--- start Supplied information ---

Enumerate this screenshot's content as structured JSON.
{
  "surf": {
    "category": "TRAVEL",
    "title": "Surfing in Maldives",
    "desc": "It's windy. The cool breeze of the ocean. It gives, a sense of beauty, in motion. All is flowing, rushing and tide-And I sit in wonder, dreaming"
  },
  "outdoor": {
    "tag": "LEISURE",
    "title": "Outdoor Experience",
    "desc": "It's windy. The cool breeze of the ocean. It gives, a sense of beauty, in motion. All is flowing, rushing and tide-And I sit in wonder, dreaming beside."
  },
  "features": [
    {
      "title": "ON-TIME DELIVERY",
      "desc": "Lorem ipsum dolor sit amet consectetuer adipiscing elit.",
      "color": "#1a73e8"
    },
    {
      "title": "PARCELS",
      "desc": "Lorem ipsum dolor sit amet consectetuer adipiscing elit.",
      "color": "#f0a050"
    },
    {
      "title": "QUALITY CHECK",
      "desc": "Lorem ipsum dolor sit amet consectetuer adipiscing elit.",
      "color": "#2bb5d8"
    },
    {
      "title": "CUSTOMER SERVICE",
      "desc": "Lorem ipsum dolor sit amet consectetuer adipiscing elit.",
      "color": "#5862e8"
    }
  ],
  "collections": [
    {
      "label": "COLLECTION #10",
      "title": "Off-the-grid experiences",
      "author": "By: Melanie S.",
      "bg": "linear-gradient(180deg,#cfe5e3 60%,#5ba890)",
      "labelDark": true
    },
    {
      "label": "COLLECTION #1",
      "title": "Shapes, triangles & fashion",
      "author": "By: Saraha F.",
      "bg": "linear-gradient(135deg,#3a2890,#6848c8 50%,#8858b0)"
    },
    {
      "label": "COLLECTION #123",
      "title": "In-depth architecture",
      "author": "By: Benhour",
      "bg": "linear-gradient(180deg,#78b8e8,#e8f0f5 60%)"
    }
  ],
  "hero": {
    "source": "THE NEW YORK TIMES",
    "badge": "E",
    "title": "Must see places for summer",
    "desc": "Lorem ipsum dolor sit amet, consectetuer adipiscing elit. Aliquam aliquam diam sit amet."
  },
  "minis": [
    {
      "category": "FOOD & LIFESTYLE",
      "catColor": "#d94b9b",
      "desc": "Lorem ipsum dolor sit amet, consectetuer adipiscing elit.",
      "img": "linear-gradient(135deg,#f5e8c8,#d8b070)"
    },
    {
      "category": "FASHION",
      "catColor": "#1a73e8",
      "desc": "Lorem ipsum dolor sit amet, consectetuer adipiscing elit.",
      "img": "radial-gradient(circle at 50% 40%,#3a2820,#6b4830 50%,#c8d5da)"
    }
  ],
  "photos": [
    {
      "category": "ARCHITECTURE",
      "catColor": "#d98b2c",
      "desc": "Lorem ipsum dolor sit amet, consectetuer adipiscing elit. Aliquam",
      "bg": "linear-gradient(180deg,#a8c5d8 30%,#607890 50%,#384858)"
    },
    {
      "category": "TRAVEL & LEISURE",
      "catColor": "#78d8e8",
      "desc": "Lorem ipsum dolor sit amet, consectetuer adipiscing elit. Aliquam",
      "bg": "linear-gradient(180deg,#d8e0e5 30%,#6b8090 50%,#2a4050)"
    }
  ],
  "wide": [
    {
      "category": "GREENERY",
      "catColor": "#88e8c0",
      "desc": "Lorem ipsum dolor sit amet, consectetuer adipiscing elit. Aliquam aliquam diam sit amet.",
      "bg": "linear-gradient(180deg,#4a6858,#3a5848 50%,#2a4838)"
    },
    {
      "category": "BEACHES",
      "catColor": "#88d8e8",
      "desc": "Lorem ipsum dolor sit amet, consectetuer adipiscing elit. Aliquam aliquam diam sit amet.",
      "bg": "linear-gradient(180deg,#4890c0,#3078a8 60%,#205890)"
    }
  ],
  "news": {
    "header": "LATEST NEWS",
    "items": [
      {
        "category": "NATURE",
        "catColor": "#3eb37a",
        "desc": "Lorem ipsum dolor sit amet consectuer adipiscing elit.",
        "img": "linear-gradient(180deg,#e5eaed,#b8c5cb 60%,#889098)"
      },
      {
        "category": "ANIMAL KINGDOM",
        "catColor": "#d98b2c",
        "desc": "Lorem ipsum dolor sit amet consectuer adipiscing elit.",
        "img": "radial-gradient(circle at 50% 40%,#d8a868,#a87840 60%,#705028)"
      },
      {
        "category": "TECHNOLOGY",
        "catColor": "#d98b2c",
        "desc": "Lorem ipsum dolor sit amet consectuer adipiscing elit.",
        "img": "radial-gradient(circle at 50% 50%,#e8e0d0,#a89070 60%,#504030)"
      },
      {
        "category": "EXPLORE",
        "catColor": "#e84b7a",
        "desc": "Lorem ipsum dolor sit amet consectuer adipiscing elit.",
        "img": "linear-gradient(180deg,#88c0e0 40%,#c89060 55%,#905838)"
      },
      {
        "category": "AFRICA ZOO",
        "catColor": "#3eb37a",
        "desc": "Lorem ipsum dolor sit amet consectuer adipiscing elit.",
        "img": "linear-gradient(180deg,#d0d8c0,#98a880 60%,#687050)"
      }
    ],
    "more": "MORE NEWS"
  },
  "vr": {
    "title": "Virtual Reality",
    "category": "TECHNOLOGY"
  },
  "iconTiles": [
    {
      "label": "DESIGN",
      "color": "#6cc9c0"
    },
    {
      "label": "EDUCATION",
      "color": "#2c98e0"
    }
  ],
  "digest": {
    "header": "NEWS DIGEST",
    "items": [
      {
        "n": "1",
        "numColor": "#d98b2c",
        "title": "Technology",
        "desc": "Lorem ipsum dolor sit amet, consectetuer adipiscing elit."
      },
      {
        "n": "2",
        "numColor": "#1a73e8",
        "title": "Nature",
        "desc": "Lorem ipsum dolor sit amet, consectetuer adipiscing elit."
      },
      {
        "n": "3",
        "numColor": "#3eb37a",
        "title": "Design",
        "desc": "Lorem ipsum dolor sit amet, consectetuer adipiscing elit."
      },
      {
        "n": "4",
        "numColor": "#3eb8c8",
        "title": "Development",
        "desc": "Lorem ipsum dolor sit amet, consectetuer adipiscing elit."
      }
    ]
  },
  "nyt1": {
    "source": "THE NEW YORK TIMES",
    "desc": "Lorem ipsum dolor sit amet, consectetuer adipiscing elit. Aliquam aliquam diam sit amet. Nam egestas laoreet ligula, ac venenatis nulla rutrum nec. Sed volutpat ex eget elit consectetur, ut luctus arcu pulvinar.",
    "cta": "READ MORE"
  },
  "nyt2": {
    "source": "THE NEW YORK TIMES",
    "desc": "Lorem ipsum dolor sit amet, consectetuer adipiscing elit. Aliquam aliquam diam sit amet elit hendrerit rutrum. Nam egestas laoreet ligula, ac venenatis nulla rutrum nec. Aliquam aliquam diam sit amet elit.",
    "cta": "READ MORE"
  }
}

--- end Supplied information ---

» Task objective
Copy all lines from the listing that contain "rutrum".

» Written solution
    "desc": "Lorem ipsum dolor sit amet, consectetuer adipiscing elit. Aliquam aliquam diam sit amet. Nam egestas laoreet ligula, ac venenatis nulla rutrum nec. Sed volutpat ex eget elit consectetur, ut luctus arcu pulvinar.",
    "desc": "Lorem ipsum dolor sit amet, consectetuer adipiscing elit. Aliquam aliquam diam sit amet elit hendrerit rutrum. Nam egestas laoreet ligula, ac venenatis nulla rutrum nec. Aliquam aliquam diam sit amet elit.",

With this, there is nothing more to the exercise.